**ASSIGNMENT**: Pick out and copy every line below that has the word "suffix".
(TASK MATERIAL)
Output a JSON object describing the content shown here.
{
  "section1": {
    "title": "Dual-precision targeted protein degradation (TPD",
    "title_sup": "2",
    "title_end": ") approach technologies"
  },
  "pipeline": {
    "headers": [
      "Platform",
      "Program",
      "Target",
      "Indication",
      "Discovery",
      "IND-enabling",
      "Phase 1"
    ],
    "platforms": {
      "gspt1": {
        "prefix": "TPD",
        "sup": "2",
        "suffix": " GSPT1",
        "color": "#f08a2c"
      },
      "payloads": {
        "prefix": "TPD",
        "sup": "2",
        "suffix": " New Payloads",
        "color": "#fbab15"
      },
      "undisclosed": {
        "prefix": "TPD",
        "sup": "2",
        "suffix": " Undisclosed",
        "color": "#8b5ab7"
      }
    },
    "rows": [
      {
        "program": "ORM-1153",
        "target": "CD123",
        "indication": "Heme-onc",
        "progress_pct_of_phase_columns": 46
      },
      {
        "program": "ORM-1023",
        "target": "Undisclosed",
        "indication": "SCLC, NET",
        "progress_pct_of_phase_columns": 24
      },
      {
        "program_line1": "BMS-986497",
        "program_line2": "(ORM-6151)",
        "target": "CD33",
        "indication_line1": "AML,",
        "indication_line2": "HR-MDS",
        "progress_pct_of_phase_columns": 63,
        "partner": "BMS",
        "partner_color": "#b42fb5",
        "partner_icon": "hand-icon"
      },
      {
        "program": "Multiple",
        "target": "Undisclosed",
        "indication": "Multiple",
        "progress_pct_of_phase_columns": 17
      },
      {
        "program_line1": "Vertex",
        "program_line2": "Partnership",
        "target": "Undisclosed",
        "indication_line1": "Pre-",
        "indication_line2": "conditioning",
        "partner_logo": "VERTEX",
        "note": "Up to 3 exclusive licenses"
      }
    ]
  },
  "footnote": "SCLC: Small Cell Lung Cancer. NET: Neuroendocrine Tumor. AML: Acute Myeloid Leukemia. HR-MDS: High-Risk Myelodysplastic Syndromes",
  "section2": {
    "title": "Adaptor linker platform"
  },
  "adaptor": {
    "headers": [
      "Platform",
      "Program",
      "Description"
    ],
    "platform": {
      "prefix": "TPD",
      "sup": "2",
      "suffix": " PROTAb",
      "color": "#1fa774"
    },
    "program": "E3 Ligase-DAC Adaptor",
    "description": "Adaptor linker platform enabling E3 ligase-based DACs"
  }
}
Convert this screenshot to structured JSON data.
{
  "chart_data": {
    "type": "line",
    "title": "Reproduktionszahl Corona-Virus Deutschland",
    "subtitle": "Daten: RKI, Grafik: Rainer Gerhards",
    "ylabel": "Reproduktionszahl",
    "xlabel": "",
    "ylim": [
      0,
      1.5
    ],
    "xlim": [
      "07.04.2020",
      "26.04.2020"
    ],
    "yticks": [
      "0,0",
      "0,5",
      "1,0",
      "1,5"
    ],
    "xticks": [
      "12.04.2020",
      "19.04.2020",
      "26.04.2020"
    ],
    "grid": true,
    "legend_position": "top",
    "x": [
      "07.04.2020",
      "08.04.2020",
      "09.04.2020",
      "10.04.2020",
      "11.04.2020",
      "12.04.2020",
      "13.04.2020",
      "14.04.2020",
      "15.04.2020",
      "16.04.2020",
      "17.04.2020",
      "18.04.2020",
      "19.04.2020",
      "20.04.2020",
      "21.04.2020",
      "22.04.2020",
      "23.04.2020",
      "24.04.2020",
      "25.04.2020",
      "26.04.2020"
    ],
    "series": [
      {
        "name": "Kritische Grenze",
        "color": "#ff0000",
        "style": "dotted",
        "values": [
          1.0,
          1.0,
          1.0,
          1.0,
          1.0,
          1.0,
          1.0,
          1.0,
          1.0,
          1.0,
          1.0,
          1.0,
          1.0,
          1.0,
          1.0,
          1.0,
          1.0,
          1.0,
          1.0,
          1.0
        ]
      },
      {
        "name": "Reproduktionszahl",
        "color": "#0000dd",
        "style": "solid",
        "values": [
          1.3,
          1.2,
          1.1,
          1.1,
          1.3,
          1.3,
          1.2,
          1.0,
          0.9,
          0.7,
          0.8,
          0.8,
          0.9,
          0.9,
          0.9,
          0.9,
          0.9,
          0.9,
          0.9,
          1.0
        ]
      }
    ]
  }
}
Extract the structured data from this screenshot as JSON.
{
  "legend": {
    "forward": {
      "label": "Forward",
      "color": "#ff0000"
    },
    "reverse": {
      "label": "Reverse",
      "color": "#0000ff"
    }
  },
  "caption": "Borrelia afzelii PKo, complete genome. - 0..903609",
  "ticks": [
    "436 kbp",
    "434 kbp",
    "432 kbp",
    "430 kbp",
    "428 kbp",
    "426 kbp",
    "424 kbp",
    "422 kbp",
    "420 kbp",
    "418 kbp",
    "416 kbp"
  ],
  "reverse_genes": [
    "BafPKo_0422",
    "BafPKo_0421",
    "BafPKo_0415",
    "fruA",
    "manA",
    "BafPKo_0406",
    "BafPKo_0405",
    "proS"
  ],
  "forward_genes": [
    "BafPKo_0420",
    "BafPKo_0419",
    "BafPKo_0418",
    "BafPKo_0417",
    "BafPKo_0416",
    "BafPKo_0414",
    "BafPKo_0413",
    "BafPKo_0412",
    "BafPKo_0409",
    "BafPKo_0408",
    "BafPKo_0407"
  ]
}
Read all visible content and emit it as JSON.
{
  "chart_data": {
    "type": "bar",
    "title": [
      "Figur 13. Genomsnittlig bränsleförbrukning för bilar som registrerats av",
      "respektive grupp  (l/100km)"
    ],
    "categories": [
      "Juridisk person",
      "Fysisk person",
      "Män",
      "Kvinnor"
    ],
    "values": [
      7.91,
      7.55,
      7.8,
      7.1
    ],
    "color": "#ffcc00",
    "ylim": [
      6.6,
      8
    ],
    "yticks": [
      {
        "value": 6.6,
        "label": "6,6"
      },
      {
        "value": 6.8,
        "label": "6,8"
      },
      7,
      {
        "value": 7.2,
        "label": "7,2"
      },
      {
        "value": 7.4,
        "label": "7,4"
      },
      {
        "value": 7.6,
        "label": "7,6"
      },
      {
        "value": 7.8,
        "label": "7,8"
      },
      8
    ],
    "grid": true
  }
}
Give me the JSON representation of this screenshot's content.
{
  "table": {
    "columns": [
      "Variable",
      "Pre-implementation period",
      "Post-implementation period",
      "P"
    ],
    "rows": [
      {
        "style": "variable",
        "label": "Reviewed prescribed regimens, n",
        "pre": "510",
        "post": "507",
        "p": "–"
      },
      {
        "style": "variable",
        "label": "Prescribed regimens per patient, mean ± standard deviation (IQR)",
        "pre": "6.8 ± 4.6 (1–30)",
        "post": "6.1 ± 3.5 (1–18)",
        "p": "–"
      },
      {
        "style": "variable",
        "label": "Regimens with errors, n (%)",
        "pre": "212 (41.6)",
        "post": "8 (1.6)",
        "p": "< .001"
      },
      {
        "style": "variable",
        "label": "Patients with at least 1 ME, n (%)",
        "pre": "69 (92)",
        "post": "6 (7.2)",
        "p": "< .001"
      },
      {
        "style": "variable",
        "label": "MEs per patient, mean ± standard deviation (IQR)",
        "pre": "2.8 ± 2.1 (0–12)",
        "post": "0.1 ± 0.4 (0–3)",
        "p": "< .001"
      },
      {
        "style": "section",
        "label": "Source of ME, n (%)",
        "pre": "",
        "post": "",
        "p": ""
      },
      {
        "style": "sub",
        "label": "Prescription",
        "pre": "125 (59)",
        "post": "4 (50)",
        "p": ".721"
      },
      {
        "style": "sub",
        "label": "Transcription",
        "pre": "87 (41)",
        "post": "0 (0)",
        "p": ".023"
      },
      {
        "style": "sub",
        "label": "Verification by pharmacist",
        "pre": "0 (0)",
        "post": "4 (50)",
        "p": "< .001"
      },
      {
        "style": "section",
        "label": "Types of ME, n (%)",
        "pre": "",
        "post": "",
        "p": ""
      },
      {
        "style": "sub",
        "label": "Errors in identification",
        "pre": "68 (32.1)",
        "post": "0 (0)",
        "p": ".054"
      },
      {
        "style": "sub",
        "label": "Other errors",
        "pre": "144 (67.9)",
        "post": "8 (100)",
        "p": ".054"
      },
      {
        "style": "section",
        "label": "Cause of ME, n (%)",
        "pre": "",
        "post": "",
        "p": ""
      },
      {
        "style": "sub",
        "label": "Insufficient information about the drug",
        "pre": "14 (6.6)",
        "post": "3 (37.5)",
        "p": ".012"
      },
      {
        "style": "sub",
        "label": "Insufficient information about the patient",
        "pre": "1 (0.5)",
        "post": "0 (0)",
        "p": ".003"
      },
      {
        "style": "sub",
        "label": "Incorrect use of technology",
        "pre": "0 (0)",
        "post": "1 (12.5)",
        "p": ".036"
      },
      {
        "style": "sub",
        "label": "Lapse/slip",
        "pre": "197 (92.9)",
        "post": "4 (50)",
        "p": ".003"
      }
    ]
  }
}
(End TASK MATERIAL)
**ANSWER BOX**:
        "suffix": " GSPT1",
        "suffix": " New Payloads",
        "suffix": " Undisclosed",
      "suffix": " PROTAb",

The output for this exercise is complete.